• [Task requirements]
Select and copy out every line in the records containing "color".

Figure record extracts
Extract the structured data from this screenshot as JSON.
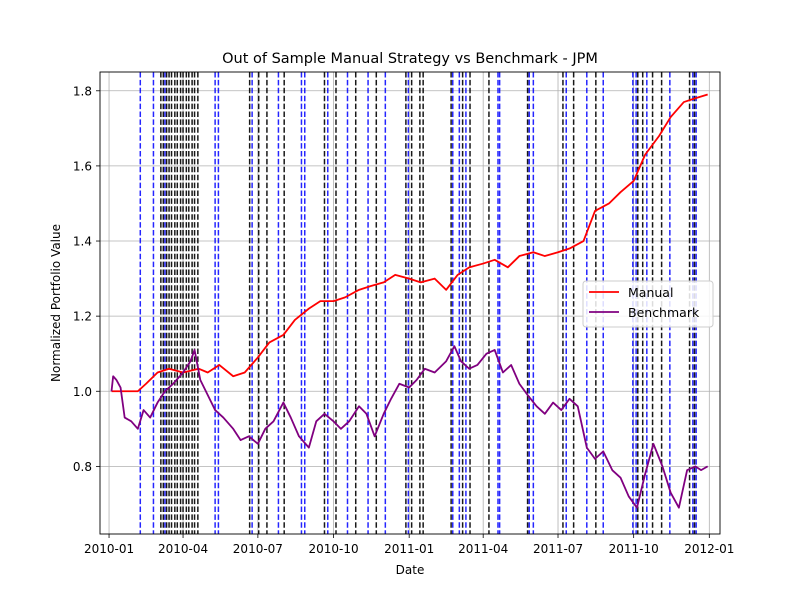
{
  "chart_data": {
    "type": "line",
    "title": "Out of Sample Manual Strategy vs Benchmark - JPM",
    "xlabel": "Date",
    "ylabel": "Normalized Portfolio Value",
    "xlim": [
      "2009-12-21",
      "2012-01-14"
    ],
    "ylim": [
      0.62,
      1.85
    ],
    "x_ticks": [
      "2010-01-01",
      "2010-04-01",
      "2010-07-01",
      "2010-10-01",
      "2011-01-01",
      "2011-04-01",
      "2011-07-01",
      "2011-10-01",
      "2012-01-01"
    ],
    "x_tick_labels": [
      "2010-01",
      "2010-04",
      "2010-07",
      "2010-10",
      "2011-01",
      "2011-04",
      "2011-07",
      "2011-10",
      "2012-01"
    ],
    "y_ticks": [
      0.8,
      1.0,
      1.2,
      1.4,
      1.6,
      1.8
    ],
    "y_tick_labels": [
      "0.8",
      "1.0",
      "1.2",
      "1.4",
      "1.6",
      "1.8"
    ],
    "grid": true,
    "legend_position": "center-right",
    "series": [
      {
        "name": "Manual",
        "color": "#ff0000",
        "points": [
          [
            "2010-01-04",
            1.0
          ],
          [
            "2010-01-20",
            1.0
          ],
          [
            "2010-02-05",
            1.0
          ],
          [
            "2010-02-15",
            1.02
          ],
          [
            "2010-03-01",
            1.05
          ],
          [
            "2010-03-15",
            1.06
          ],
          [
            "2010-04-01",
            1.05
          ],
          [
            "2010-04-20",
            1.06
          ],
          [
            "2010-05-01",
            1.05
          ],
          [
            "2010-05-15",
            1.07
          ],
          [
            "2010-06-01",
            1.04
          ],
          [
            "2010-06-15",
            1.05
          ],
          [
            "2010-07-01",
            1.09
          ],
          [
            "2010-07-15",
            1.13
          ],
          [
            "2010-08-01",
            1.15
          ],
          [
            "2010-08-15",
            1.19
          ],
          [
            "2010-09-01",
            1.22
          ],
          [
            "2010-09-15",
            1.24
          ],
          [
            "2010-10-01",
            1.24
          ],
          [
            "2010-10-15",
            1.25
          ],
          [
            "2010-11-01",
            1.27
          ],
          [
            "2010-11-15",
            1.28
          ],
          [
            "2010-12-01",
            1.29
          ],
          [
            "2010-12-15",
            1.31
          ],
          [
            "2011-01-01",
            1.3
          ],
          [
            "2011-01-15",
            1.29
          ],
          [
            "2011-02-01",
            1.3
          ],
          [
            "2011-02-15",
            1.27
          ],
          [
            "2011-03-01",
            1.31
          ],
          [
            "2011-03-15",
            1.33
          ],
          [
            "2011-04-01",
            1.34
          ],
          [
            "2011-04-15",
            1.35
          ],
          [
            "2011-05-01",
            1.33
          ],
          [
            "2011-05-15",
            1.36
          ],
          [
            "2011-06-01",
            1.37
          ],
          [
            "2011-06-15",
            1.36
          ],
          [
            "2011-07-01",
            1.37
          ],
          [
            "2011-07-15",
            1.38
          ],
          [
            "2011-08-01",
            1.4
          ],
          [
            "2011-08-15",
            1.48
          ],
          [
            "2011-09-01",
            1.5
          ],
          [
            "2011-09-15",
            1.53
          ],
          [
            "2011-10-01",
            1.56
          ],
          [
            "2011-10-15",
            1.63
          ],
          [
            "2011-11-01",
            1.68
          ],
          [
            "2011-11-15",
            1.73
          ],
          [
            "2011-12-01",
            1.77
          ],
          [
            "2011-12-15",
            1.78
          ],
          [
            "2011-12-30",
            1.79
          ]
        ]
      },
      {
        "name": "Benchmark",
        "color": "#800080",
        "points": [
          [
            "2010-01-04",
            1.0
          ],
          [
            "2010-01-06",
            1.04
          ],
          [
            "2010-01-10",
            1.03
          ],
          [
            "2010-01-15",
            1.01
          ],
          [
            "2010-01-20",
            0.93
          ],
          [
            "2010-01-28",
            0.92
          ],
          [
            "2010-02-05",
            0.9
          ],
          [
            "2010-02-12",
            0.95
          ],
          [
            "2010-02-20",
            0.93
          ],
          [
            "2010-03-01",
            0.97
          ],
          [
            "2010-03-10",
            1.0
          ],
          [
            "2010-03-20",
            1.02
          ],
          [
            "2010-04-01",
            1.05
          ],
          [
            "2010-04-10",
            1.08
          ],
          [
            "2010-04-15",
            1.11
          ],
          [
            "2010-04-22",
            1.03
          ],
          [
            "2010-05-01",
            0.99
          ],
          [
            "2010-05-10",
            0.95
          ],
          [
            "2010-05-20",
            0.93
          ],
          [
            "2010-06-01",
            0.9
          ],
          [
            "2010-06-10",
            0.87
          ],
          [
            "2010-06-20",
            0.88
          ],
          [
            "2010-07-01",
            0.86
          ],
          [
            "2010-07-10",
            0.9
          ],
          [
            "2010-07-20",
            0.92
          ],
          [
            "2010-08-01",
            0.97
          ],
          [
            "2010-08-10",
            0.93
          ],
          [
            "2010-08-20",
            0.88
          ],
          [
            "2010-09-01",
            0.85
          ],
          [
            "2010-09-10",
            0.92
          ],
          [
            "2010-09-20",
            0.94
          ],
          [
            "2010-10-01",
            0.92
          ],
          [
            "2010-10-10",
            0.9
          ],
          [
            "2010-10-20",
            0.92
          ],
          [
            "2010-11-01",
            0.96
          ],
          [
            "2010-11-10",
            0.94
          ],
          [
            "2010-11-20",
            0.88
          ],
          [
            "2010-12-01",
            0.94
          ],
          [
            "2010-12-10",
            0.98
          ],
          [
            "2010-12-20",
            1.02
          ],
          [
            "2011-01-01",
            1.01
          ],
          [
            "2011-01-10",
            1.03
          ],
          [
            "2011-01-20",
            1.06
          ],
          [
            "2011-02-01",
            1.05
          ],
          [
            "2011-02-15",
            1.08
          ],
          [
            "2011-02-25",
            1.12
          ],
          [
            "2011-03-05",
            1.08
          ],
          [
            "2011-03-15",
            1.06
          ],
          [
            "2011-03-25",
            1.07
          ],
          [
            "2011-04-05",
            1.1
          ],
          [
            "2011-04-15",
            1.11
          ],
          [
            "2011-04-25",
            1.05
          ],
          [
            "2011-05-05",
            1.07
          ],
          [
            "2011-05-15",
            1.02
          ],
          [
            "2011-05-25",
            0.99
          ],
          [
            "2011-06-05",
            0.96
          ],
          [
            "2011-06-15",
            0.94
          ],
          [
            "2011-06-25",
            0.97
          ],
          [
            "2011-07-05",
            0.95
          ],
          [
            "2011-07-15",
            0.98
          ],
          [
            "2011-07-25",
            0.96
          ],
          [
            "2011-08-05",
            0.85
          ],
          [
            "2011-08-15",
            0.82
          ],
          [
            "2011-08-25",
            0.84
          ],
          [
            "2011-09-05",
            0.79
          ],
          [
            "2011-09-15",
            0.77
          ],
          [
            "2011-09-25",
            0.72
          ],
          [
            "2011-10-05",
            0.69
          ],
          [
            "2011-10-15",
            0.78
          ],
          [
            "2011-10-25",
            0.86
          ],
          [
            "2011-11-05",
            0.8
          ],
          [
            "2011-11-15",
            0.73
          ],
          [
            "2011-11-25",
            0.69
          ],
          [
            "2011-12-05",
            0.79
          ],
          [
            "2011-12-15",
            0.8
          ],
          [
            "2011-12-22",
            0.79
          ],
          [
            "2011-12-30",
            0.8
          ]
        ]
      }
    ],
    "vlines": [
      {
        "color": "#0000ff",
        "style": "dashed",
        "dates": [
          "2010-02-08",
          "2010-02-24",
          "2010-03-10",
          "2010-05-10",
          "2010-05-14",
          "2010-06-24",
          "2010-07-26",
          "2010-08-23",
          "2010-08-27",
          "2010-09-24",
          "2010-10-18",
          "2010-11-12",
          "2010-12-03",
          "2010-12-31",
          "2011-02-23",
          "2011-03-03",
          "2011-03-11",
          "2011-04-19",
          "2011-04-21",
          "2011-05-27",
          "2011-06-01",
          "2011-07-11",
          "2011-08-05",
          "2011-08-25",
          "2011-09-30",
          "2011-10-04",
          "2011-10-17",
          "2011-11-14",
          "2011-12-12",
          "2011-12-16"
        ]
      },
      {
        "color": "#000000",
        "style": "dashed",
        "dates": [
          "2010-03-05",
          "2010-03-08",
          "2010-03-12",
          "2010-03-15",
          "2010-03-18",
          "2010-03-22",
          "2010-03-25",
          "2010-03-29",
          "2010-04-01",
          "2010-04-05",
          "2010-04-08",
          "2010-04-12",
          "2010-04-15",
          "2010-04-19",
          "2010-06-21",
          "2010-07-02",
          "2010-07-12",
          "2010-08-02",
          "2010-09-20",
          "2010-10-04",
          "2010-10-28",
          "2010-11-22",
          "2010-12-28",
          "2011-01-04",
          "2011-01-14",
          "2011-01-18",
          "2011-02-21",
          "2011-03-07",
          "2011-03-16",
          "2011-04-08",
          "2011-05-25",
          "2011-07-07",
          "2011-07-20",
          "2011-08-16",
          "2011-10-06",
          "2011-10-12",
          "2011-10-24",
          "2011-11-04",
          "2011-12-08",
          "2011-12-14"
        ]
      }
    ]
  }
}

• [Right answer]
        "color": "#ff0000",
        "color": "#800080",
        "color": "#0000ff",
        "color": "#000000",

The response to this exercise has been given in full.